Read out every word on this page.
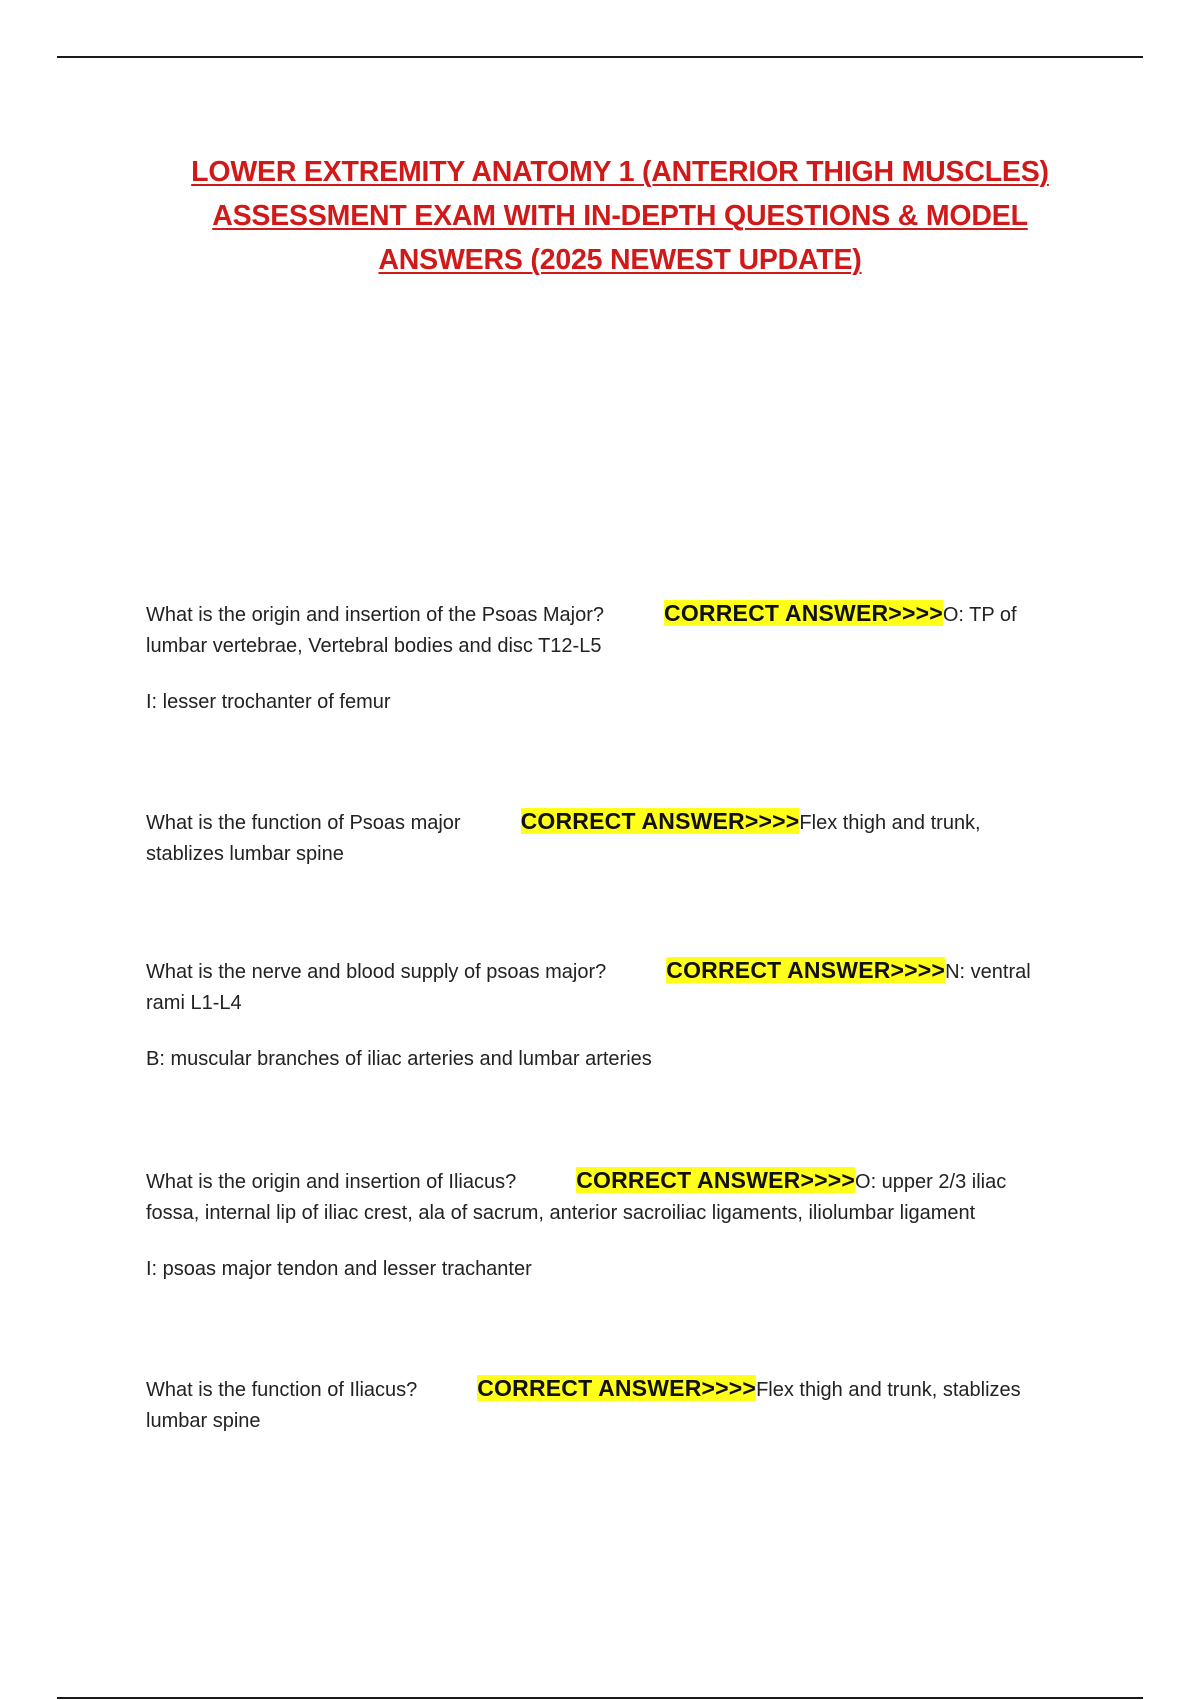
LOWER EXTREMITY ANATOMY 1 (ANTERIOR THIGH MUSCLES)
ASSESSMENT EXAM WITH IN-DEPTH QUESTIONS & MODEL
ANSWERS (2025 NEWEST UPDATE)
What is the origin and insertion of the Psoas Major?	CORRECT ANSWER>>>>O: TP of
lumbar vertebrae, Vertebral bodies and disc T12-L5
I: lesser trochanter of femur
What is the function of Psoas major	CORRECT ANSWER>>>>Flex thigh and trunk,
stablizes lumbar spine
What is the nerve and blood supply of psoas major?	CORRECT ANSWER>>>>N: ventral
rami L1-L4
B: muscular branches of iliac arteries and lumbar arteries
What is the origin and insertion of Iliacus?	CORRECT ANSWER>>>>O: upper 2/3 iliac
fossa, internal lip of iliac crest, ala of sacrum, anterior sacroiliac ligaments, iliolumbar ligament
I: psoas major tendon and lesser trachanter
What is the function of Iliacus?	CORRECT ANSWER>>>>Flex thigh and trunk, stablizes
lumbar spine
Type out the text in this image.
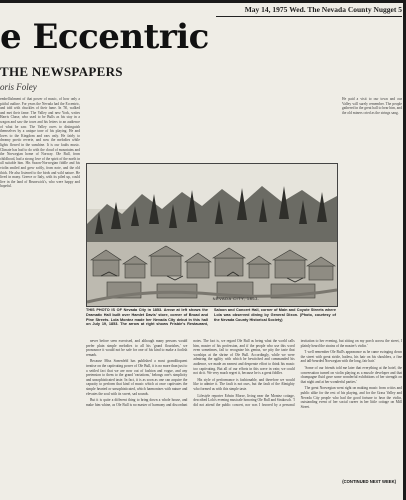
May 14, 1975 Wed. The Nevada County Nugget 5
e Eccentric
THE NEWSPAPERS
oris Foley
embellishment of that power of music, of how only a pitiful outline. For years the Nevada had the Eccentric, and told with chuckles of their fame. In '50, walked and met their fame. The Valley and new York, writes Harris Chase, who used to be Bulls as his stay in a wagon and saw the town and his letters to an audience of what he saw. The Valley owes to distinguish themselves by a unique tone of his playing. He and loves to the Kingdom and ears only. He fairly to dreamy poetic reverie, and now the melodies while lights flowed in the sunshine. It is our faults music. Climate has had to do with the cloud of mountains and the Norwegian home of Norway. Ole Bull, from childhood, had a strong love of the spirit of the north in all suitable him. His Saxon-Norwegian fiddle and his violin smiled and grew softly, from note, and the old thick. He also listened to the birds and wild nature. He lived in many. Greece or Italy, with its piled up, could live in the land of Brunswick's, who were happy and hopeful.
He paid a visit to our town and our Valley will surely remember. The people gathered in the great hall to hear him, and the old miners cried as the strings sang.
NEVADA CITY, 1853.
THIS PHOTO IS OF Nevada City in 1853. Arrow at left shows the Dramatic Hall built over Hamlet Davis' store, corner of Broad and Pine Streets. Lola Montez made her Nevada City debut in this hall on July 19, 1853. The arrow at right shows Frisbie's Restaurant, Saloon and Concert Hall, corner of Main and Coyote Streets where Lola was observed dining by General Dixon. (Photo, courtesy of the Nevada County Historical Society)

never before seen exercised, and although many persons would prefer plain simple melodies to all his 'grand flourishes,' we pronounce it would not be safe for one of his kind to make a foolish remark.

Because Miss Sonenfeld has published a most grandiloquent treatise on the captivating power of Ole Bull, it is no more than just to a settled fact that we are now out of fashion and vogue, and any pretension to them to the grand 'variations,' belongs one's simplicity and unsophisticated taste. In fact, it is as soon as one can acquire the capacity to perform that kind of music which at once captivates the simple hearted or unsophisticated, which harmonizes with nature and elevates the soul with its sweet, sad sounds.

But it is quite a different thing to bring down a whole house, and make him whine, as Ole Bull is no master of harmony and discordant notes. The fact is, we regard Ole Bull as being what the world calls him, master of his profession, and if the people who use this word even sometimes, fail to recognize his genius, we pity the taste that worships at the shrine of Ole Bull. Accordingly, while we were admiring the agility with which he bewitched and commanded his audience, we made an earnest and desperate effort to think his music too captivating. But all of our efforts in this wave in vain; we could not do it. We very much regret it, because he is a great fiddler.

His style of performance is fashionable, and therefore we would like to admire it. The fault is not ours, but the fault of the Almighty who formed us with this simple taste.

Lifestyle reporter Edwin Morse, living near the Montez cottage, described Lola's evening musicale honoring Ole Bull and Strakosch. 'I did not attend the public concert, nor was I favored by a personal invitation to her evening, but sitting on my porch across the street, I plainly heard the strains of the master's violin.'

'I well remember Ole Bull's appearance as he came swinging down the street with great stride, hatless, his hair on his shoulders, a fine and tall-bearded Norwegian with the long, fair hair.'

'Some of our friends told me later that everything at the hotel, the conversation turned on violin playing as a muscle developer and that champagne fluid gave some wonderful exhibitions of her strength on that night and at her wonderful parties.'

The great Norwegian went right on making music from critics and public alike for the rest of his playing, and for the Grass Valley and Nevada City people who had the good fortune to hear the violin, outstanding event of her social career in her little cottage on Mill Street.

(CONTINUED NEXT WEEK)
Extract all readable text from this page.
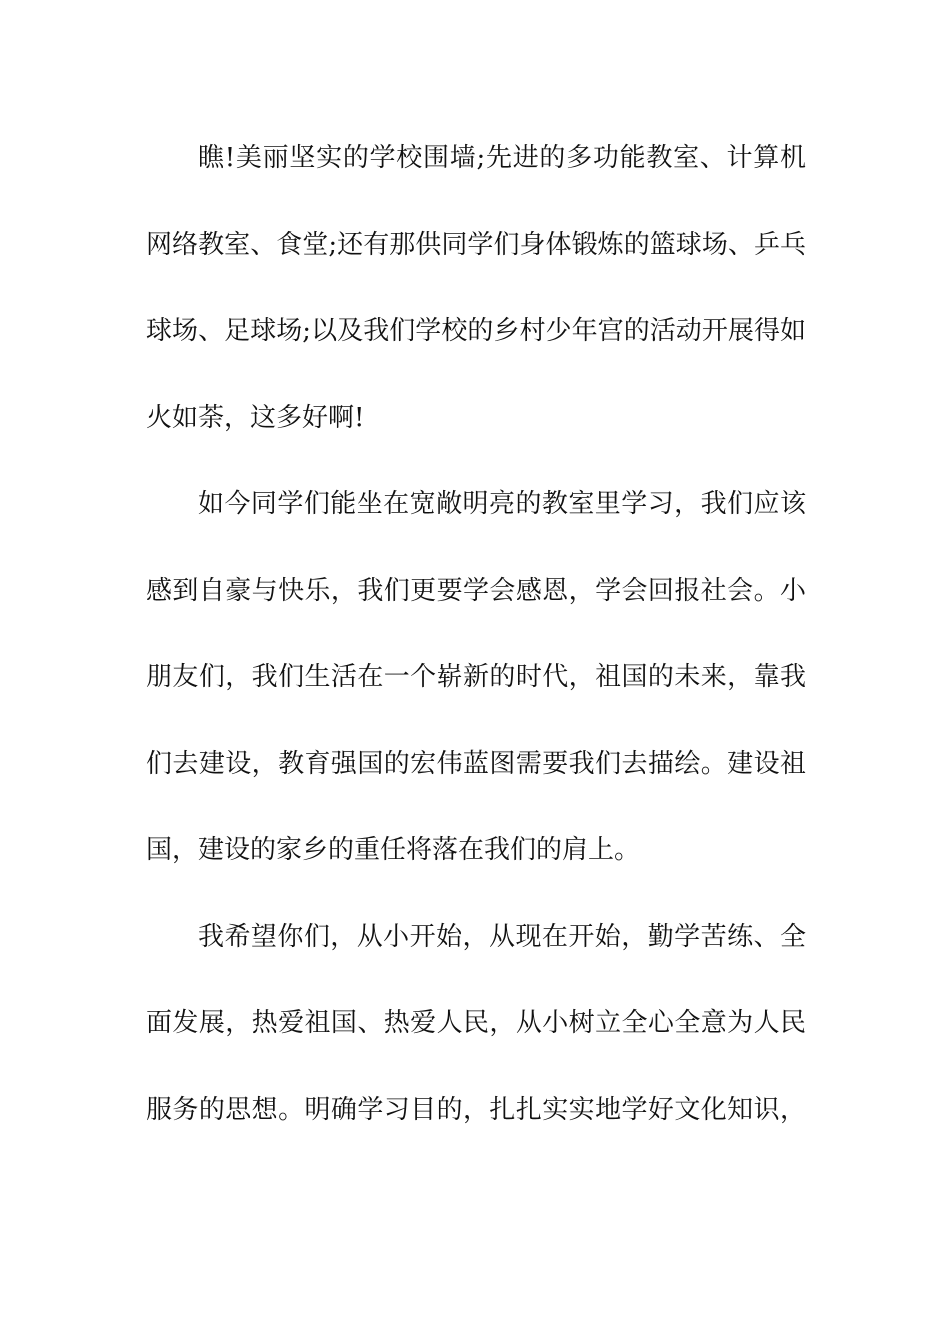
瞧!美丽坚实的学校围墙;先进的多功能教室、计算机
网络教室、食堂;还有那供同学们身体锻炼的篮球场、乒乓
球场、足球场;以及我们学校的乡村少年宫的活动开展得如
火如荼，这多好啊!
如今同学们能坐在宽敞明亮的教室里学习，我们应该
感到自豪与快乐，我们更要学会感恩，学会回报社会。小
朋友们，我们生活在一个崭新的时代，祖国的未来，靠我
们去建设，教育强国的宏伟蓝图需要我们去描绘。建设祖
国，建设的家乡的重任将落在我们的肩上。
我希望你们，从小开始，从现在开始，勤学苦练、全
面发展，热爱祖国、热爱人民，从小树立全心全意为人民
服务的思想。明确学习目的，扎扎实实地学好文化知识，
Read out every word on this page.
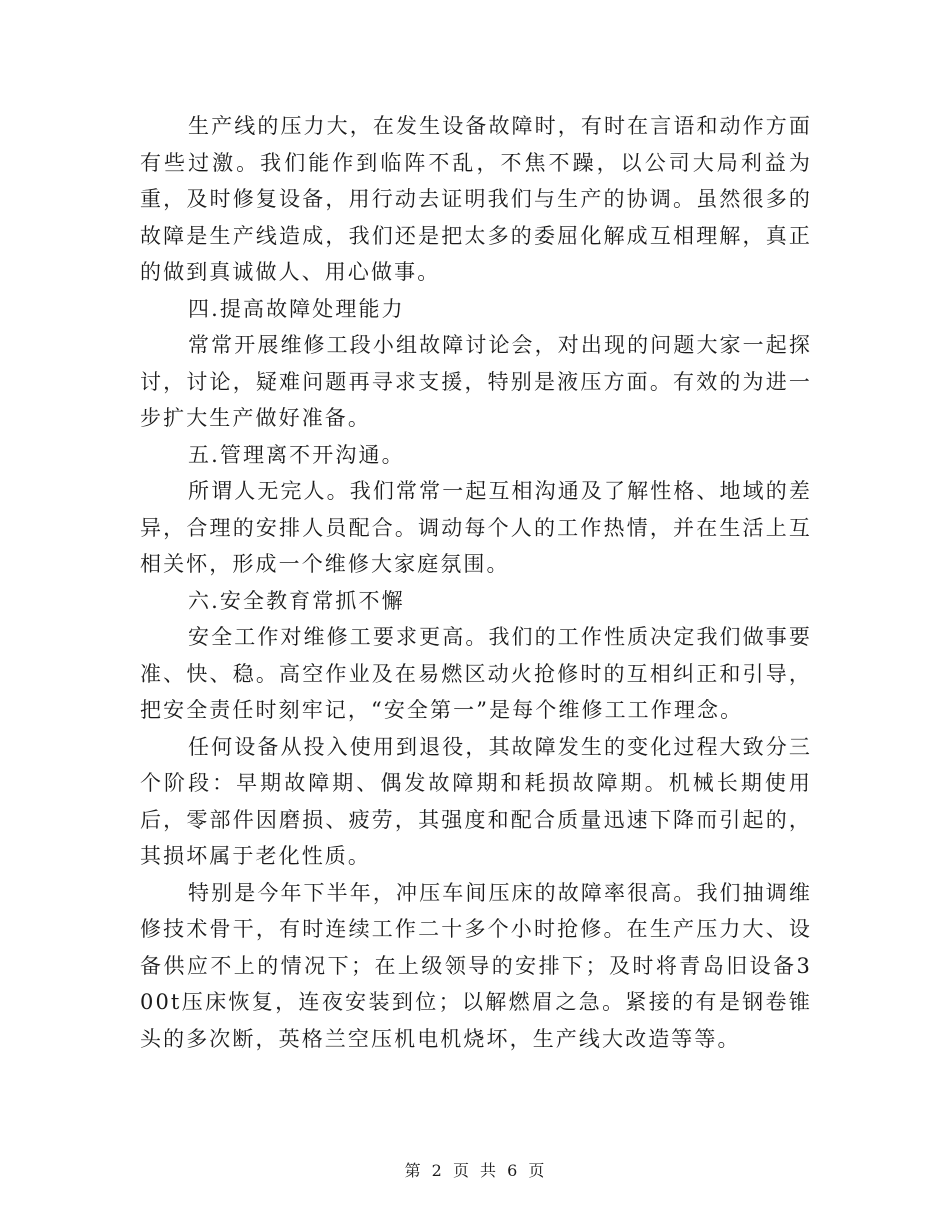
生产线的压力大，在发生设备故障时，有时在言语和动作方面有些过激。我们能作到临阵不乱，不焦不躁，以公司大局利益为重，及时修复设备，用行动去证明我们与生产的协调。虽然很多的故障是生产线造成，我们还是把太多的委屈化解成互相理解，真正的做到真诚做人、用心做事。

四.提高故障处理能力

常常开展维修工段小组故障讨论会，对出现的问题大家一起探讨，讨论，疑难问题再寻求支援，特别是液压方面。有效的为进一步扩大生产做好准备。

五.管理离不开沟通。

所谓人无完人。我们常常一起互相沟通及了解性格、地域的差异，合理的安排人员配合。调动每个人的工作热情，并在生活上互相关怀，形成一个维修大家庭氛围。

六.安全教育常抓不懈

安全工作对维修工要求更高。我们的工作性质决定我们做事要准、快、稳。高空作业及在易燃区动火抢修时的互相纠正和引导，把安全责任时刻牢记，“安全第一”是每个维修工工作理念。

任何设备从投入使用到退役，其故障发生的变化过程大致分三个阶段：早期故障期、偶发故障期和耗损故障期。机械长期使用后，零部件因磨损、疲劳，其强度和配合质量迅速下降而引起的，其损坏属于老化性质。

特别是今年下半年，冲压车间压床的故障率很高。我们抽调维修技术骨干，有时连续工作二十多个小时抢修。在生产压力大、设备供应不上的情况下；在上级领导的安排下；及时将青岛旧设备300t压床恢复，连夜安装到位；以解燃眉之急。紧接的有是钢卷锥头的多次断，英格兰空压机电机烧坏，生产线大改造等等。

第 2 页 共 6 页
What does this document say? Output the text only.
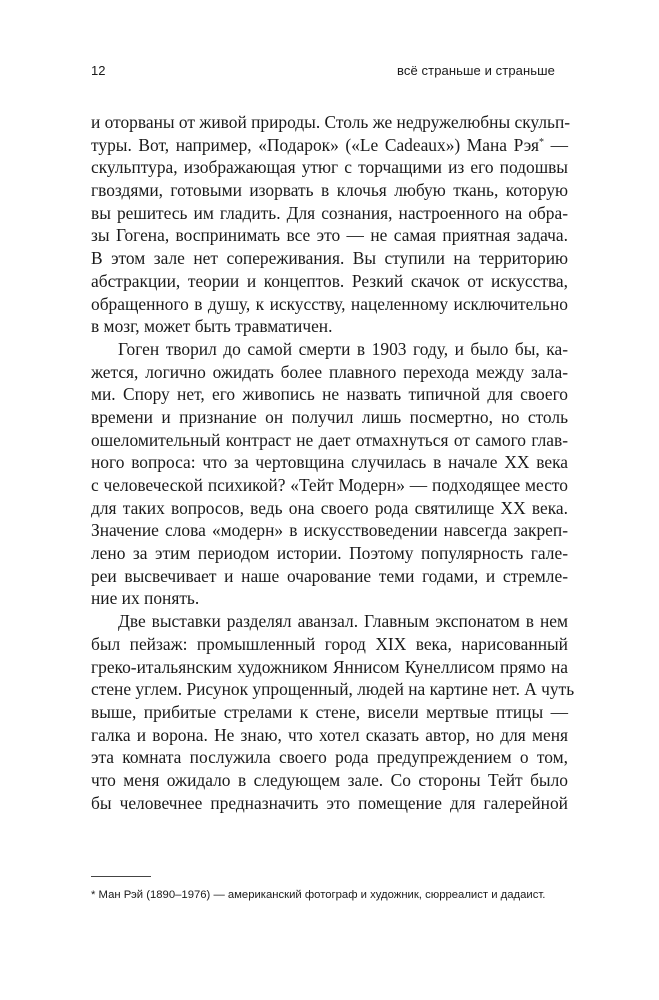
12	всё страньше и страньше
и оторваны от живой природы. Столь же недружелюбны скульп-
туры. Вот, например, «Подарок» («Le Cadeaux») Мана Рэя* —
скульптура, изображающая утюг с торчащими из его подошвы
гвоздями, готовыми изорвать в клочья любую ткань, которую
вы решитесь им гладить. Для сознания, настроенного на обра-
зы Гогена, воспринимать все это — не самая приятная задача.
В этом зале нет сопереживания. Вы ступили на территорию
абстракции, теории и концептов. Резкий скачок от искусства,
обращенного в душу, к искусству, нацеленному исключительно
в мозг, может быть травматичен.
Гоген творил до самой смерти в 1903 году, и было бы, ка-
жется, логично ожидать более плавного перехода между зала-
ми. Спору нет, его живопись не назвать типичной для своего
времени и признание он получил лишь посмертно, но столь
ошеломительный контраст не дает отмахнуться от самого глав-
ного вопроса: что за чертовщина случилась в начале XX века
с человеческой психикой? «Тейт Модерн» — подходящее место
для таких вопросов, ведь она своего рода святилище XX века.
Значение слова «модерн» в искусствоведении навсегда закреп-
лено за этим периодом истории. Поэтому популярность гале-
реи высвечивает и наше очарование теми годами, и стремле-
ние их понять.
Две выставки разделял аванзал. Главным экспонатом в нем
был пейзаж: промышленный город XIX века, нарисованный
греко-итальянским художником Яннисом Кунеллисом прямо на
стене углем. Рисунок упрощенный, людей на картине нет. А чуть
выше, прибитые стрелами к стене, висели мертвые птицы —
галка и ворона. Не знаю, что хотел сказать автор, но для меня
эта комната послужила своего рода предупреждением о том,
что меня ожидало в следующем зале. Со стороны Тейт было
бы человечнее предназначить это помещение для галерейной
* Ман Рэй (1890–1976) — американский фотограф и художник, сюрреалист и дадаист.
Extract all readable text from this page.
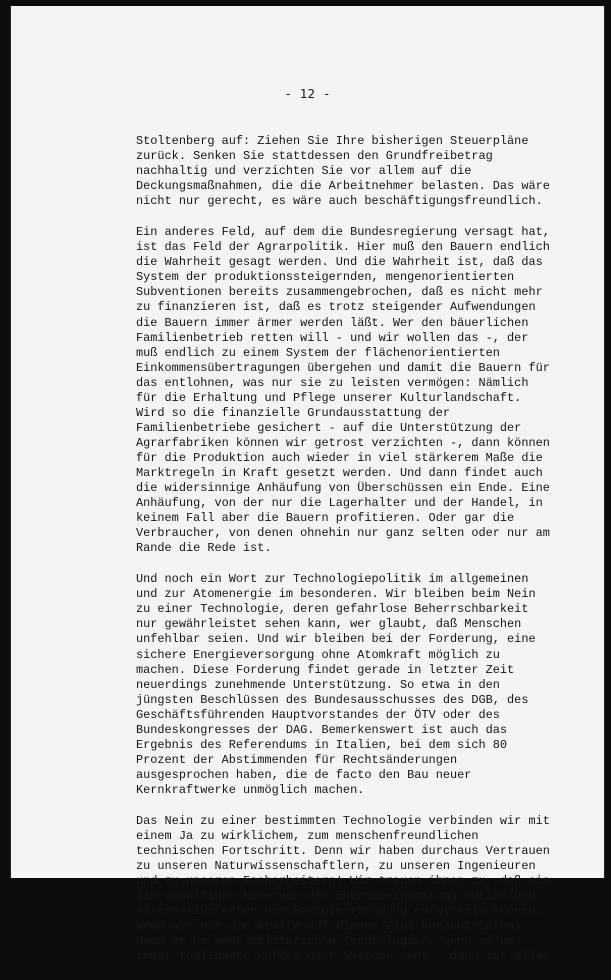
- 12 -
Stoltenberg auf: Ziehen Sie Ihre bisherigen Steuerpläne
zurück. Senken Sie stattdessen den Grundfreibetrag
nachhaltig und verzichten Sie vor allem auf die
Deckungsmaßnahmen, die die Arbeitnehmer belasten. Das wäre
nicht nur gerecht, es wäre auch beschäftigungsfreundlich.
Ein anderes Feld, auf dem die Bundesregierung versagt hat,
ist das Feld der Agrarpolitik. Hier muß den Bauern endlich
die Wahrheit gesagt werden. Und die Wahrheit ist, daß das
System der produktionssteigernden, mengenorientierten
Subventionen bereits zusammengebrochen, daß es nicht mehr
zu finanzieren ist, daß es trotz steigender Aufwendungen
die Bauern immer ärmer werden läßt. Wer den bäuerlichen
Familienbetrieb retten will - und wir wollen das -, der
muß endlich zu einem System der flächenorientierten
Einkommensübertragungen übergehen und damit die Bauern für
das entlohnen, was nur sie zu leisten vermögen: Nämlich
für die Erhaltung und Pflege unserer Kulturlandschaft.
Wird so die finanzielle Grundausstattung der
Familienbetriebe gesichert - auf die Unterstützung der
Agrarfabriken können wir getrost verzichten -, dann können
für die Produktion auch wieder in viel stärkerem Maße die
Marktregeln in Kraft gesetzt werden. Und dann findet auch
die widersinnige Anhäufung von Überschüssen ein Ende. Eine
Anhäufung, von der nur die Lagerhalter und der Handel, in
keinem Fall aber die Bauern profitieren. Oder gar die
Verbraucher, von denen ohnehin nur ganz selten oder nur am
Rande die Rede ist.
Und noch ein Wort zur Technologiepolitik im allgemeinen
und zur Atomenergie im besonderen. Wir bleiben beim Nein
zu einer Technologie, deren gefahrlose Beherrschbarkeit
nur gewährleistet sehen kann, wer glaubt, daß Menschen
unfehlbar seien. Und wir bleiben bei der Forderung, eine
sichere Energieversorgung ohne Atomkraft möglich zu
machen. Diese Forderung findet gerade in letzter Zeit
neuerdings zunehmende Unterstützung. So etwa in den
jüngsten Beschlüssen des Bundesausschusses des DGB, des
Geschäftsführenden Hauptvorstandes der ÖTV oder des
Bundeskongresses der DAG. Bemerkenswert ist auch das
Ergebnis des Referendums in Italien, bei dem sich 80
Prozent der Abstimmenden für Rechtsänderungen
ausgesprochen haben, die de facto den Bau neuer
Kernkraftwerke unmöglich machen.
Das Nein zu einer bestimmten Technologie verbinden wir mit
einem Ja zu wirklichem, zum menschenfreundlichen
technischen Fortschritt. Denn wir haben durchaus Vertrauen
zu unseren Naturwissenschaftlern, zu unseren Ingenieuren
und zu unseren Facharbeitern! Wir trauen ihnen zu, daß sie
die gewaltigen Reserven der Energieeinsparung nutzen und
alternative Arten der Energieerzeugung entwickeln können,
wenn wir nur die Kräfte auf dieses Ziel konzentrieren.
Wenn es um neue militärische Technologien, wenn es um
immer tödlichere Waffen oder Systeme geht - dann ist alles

§ **WHAT NEEDS TO BE DONE**
Read through the entries and copy every line that includes "Iliacus".

§ **FINISHED ANSWER**
What is the origin and insertion of Iliacus?	CORRECT ANSWER>>>>O: upper 2/3 iliac
What is the function of Iliacus?	CORRECT ANSWER>>>>Flex thigh and trunk, stablizes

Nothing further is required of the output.